(Saved entries)
--- Start ---

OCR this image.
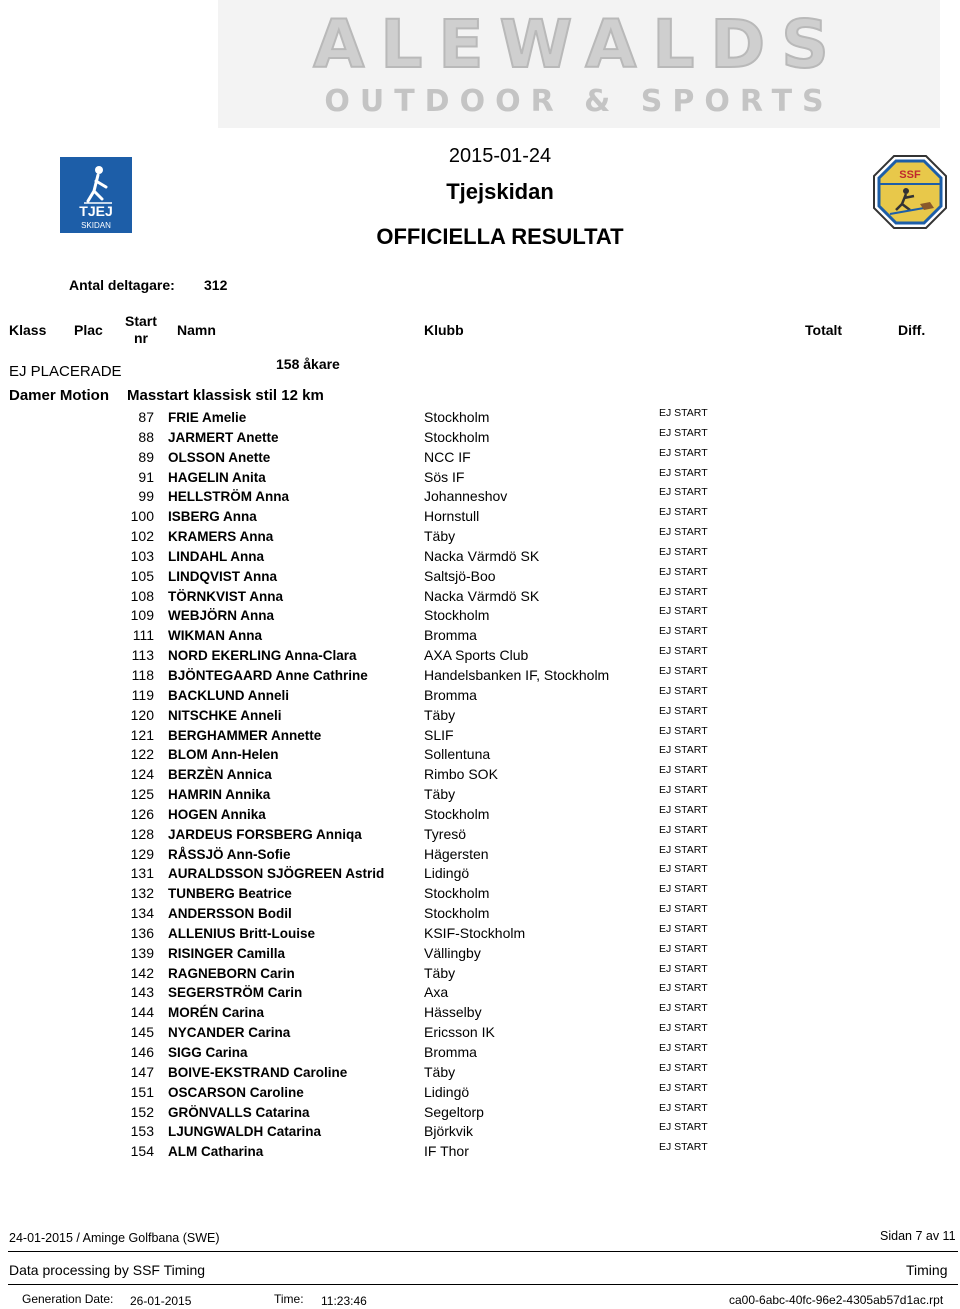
ALEWALDS
OUTDOOR & SPORTS
TJEJ
SKIDAN
SSF
2015-01-24
Tjejskidan
OFFICIELLA RESULTAT
Antal deltagare: 312
Klass Plac
Start
nr	Namn	Klubb	Totalt	Diff.
EJ PLACERADE	158 åkare
Damer Motion Masstart klassisk stil 12 km
87 FRIE Amelie	Stockholm	EJ START
88 JARMERT Anette	Stockholm	EJ START
89 OLSSON Anette	NCC IF	EJ START
91 HAGELIN Anita	Sös IF	EJ START
99 HELLSTRÖM Anna	Johanneshov	EJ START
100 ISBERG Anna	Hornstull	EJ START
102 KRAMERS Anna	Täby	EJ START
103 LINDAHL Anna	Nacka Värmdö SK	EJ START
105 LINDQVIST Anna	Saltsjö-Boo	EJ START
108 TÖRNKVIST Anna	Nacka Värmdö SK	EJ START
109 WEBJÖRN Anna	Stockholm	EJ START
111 WIKMAN Anna	Bromma	EJ START
113 NORD EKERLING Anna-Clara	AXA Sports Club	EJ START
118 BJÖNTEGAARD Anne Cathrine	Handelsbanken IF, Stockholm	EJ START
119 BACKLUND Anneli	Bromma	EJ START
120 NITSCHKE Anneli	Täby	EJ START
121 BERGHAMMER Annette	SLIF	EJ START
122 BLOM Ann-Helen	Sollentuna	EJ START
124 BERZÈN Annica	Rimbo SOK	EJ START
125 HAMRIN Annika	Täby	EJ START
126 HOGEN Annika	Stockholm	EJ START
128 JARDEUS FORSBERG Anniqa	Tyresö	EJ START
129 RÅSSJÖ Ann-Sofie	Hägersten	EJ START
131 AURALDSSON SJÖGREEN Astrid	Lidingö	EJ START
132 TUNBERG Beatrice	Stockholm	EJ START
134 ANDERSSON Bodil	Stockholm	EJ START
136 ALLENIUS Britt-Louise	KSIF-Stockholm	EJ START
139 RISINGER Camilla	Vällingby	EJ START
142 RAGNEBORN Carin	Täby	EJ START
143 SEGERSTRÖM Carin	Axa	EJ START
144 MORÉN Carina	Hässelby	EJ START
145 NYCANDER Carina	Ericsson IK	EJ START
146 SIGG Carina	Bromma	EJ START
147 BOIVE-EKSTRAND Caroline	Täby	EJ START
151 OSCARSON Caroline	Lidingö	EJ START
152 GRÖNVALLS Catarina	Segeltorp	EJ START
153 LJUNGWALDH Catarina	Björkvik	EJ START
154 ALM Catharina	IF Thor	EJ START
24-01-2015 / Aminge Golfbana (SWE)	Sidan 7 av 11
Data processing by SSF Timing	Timing
Generation Date: 26-01-2015	Time: 11:23:46	ca00-6abc-40fc-96e2-4305ab57d1ac.rpt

--- End ---

- PROBLEM TO WORK ON: Write the full listing out again with every line unchanged, but include no pictures.

- THE COMPLETED TASK:
OCR this image.
ALEWALDS
OUTDOOR & SPORTS
TJEJ
SKIDAN
SSF
2015-01-24
Tjejskidan
OFFICIELLA RESULTAT
Antal deltagare: 312
Klass Plac
Start
nr	Namn	Klubb	Totalt	Diff.
EJ PLACERADE	158 åkare
Damer Motion Masstart klassisk stil 12 km
87 FRIE Amelie	Stockholm	EJ START
88 JARMERT Anette	Stockholm	EJ START
89 OLSSON Anette	NCC IF	EJ START
91 HAGELIN Anita	Sös IF	EJ START
99 HELLSTRÖM Anna	Johanneshov	EJ START
100 ISBERG Anna	Hornstull	EJ START
102 KRAMERS Anna	Täby	EJ START
103 LINDAHL Anna	Nacka Värmdö SK	EJ START
105 LINDQVIST Anna	Saltsjö-Boo	EJ START
108 TÖRNKVIST Anna	Nacka Värmdö SK	EJ START
109 WEBJÖRN Anna	Stockholm	EJ START
111 WIKMAN Anna	Bromma	EJ START
113 NORD EKERLING Anna-Clara	AXA Sports Club	EJ START
118 BJÖNTEGAARD Anne Cathrine	Handelsbanken IF, Stockholm	EJ START
119 BACKLUND Anneli	Bromma	EJ START
120 NITSCHKE Anneli	Täby	EJ START
121 BERGHAMMER Annette	SLIF	EJ START
122 BLOM Ann-Helen	Sollentuna	EJ START
124 BERZÈN Annica	Rimbo SOK	EJ START
125 HAMRIN Annika	Täby	EJ START
126 HOGEN Annika	Stockholm	EJ START
128 JARDEUS FORSBERG Anniqa	Tyresö	EJ START
129 RÅSSJÖ Ann-Sofie	Hägersten	EJ START
131 AURALDSSON SJÖGREEN Astrid	Lidingö	EJ START
132 TUNBERG Beatrice	Stockholm	EJ START
134 ANDERSSON Bodil	Stockholm	EJ START
136 ALLENIUS Britt-Louise	KSIF-Stockholm	EJ START
139 RISINGER Camilla	Vällingby	EJ START
142 RAGNEBORN Carin	Täby	EJ START
143 SEGERSTRÖM Carin	Axa	EJ START
144 MORÉN Carina	Hässelby	EJ START
145 NYCANDER Carina	Ericsson IK	EJ START
146 SIGG Carina	Bromma	EJ START
147 BOIVE-EKSTRAND Caroline	Täby	EJ START
151 OSCARSON Caroline	Lidingö	EJ START
152 GRÖNVALLS Catarina	Segeltorp	EJ START
153 LJUNGWALDH Catarina	Björkvik	EJ START
154 ALM Catharina	IF Thor	EJ START
24-01-2015 / Aminge Golfbana (SWE)	Sidan 7 av 11
Data processing by SSF Timing	Timing
Generation Date: 26-01-2015	Time: 11:23:46	ca00-6abc-40fc-96e2-4305ab57d1ac.rpt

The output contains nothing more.